* [Objective] Extract each line containing the string "خصوصی".

——

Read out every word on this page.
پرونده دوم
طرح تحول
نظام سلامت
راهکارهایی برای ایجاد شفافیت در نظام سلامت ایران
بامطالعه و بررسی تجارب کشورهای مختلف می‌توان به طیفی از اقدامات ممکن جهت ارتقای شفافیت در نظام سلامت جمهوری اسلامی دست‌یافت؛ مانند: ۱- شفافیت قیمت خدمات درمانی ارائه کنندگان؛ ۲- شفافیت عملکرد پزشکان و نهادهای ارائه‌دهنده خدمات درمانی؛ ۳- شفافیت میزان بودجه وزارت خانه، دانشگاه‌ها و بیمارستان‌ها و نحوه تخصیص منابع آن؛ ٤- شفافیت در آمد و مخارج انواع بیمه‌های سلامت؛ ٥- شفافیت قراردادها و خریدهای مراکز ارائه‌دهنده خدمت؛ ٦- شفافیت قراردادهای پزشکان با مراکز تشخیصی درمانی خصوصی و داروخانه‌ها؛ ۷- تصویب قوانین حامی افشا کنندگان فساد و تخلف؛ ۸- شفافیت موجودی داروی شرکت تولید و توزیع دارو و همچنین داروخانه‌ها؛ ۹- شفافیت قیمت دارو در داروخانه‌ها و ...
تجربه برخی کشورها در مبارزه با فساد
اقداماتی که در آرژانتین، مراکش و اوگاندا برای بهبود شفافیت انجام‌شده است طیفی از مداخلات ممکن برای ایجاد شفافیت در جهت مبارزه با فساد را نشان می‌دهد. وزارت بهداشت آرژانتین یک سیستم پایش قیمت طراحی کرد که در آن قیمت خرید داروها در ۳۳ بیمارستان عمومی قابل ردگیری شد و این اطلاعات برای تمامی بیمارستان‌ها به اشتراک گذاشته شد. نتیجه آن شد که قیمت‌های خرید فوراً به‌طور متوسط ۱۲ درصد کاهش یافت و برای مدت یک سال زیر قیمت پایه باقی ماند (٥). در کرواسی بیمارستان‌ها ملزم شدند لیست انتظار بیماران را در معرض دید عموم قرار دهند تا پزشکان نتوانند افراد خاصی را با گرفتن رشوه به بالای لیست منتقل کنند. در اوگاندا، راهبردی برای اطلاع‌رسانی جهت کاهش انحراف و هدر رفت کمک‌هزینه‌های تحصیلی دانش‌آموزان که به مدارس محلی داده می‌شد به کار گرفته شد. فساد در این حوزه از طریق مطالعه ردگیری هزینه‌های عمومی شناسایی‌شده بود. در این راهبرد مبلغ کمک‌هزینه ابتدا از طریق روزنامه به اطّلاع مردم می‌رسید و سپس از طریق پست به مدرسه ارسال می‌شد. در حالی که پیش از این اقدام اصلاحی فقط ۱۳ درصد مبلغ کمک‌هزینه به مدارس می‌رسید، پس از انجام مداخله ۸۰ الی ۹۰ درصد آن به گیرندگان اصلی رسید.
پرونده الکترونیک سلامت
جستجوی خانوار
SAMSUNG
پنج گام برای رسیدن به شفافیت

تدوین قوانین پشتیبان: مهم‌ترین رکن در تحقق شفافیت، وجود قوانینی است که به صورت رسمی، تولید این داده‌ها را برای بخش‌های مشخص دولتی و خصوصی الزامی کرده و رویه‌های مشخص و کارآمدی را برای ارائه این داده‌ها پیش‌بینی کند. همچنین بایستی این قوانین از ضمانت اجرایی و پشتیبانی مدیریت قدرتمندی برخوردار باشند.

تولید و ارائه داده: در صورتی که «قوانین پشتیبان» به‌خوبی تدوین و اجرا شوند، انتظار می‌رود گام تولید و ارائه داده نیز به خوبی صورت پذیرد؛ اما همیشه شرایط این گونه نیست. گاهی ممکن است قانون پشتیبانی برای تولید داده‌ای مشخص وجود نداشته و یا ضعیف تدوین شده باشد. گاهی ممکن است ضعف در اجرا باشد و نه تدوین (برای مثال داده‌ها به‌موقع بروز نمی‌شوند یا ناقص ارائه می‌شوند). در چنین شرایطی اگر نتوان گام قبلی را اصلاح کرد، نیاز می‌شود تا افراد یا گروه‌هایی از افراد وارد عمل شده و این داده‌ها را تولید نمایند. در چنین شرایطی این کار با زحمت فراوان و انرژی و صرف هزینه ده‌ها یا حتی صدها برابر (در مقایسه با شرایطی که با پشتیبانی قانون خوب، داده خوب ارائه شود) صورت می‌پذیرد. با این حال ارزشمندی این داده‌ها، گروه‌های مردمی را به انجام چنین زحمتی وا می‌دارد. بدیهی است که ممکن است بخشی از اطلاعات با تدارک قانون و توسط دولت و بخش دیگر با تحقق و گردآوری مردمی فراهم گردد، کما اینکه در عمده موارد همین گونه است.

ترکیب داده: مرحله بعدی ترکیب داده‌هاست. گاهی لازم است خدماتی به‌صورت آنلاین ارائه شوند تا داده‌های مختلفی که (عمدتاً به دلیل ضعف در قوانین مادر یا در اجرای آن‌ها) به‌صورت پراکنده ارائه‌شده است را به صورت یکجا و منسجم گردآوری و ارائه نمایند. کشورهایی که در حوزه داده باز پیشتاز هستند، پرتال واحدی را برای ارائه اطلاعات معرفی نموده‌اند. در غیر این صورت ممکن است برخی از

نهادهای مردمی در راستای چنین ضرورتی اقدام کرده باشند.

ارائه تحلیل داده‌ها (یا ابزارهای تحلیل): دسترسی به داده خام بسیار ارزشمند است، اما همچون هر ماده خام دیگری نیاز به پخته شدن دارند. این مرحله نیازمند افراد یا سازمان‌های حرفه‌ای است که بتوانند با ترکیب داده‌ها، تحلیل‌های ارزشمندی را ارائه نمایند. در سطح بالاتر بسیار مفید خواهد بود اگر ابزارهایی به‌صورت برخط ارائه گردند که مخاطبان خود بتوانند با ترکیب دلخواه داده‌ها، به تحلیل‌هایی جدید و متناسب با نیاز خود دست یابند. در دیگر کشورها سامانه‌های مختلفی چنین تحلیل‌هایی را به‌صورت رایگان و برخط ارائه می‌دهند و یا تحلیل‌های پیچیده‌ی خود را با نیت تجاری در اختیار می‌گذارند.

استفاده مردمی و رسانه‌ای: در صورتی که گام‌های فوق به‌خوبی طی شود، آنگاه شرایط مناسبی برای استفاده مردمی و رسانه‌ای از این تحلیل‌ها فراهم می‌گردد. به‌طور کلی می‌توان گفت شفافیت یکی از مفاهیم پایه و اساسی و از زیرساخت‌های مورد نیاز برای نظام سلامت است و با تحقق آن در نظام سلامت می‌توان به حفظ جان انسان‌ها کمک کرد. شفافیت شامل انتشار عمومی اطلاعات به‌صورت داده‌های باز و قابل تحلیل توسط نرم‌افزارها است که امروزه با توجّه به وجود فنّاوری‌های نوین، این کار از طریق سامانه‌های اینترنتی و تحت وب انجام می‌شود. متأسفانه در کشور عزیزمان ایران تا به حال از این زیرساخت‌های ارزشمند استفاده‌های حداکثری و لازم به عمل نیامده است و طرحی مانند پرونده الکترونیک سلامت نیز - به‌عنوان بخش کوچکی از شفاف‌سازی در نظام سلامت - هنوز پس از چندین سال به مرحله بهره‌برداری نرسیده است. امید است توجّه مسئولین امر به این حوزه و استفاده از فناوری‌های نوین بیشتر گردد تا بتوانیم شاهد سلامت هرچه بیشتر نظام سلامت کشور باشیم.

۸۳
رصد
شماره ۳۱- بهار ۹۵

——

* [Answer to the problem]
بامطالعه و بررسی تجارب کشورهای مختلف می‌توان به طیفی از اقدامات ممکن جهت ارتقای شفافیت در نظام سلامت جمهوری اسلامی دست‌یافت؛ مانند: ۱- شفافیت قیمت خدمات درمانی ارائه کنندگان؛ ۲- شفافیت عملکرد پزشکان و نهادهای ارائه‌دهنده خدمات درمانی؛ ۳- شفافیت میزان بودجه وزارت خانه، دانشگاه‌ها و بیمارستان‌ها و نحوه تخصیص منابع آن؛ ٤- شفافیت در آمد و مخارج انواع بیمه‌های سلامت؛ ٥- شفافیت قراردادها و خریدهای مراکز ارائه‌دهنده خدمت؛ ٦- شفافیت قراردادهای پزشکان با مراکز تشخیصی درمانی خصوصی و داروخانه‌ها؛ ۷- تصویب قوانین حامی افشا کنندگان فساد و تخلف؛ ۸- شفافیت موجودی داروی شرکت تولید و توزیع دارو و همچنین داروخانه‌ها؛ ۹- شفافیت قیمت دارو در داروخانه‌ها و ...
تدوین قوانین پشتیبان: مهم‌ترین رکن در تحقق شفافیت، وجود قوانینی است که به صورت رسمی، تولید این داده‌ها را برای بخش‌های مشخص دولتی و خصوصی الزامی کرده و رویه‌های مشخص و کارآمدی را برای ارائه این داده‌ها پیش‌بینی کند. همچنین بایستی این قوانین از ضمانت اجرایی و پشتیبانی مدیریت قدرتمندی برخوردار باشند.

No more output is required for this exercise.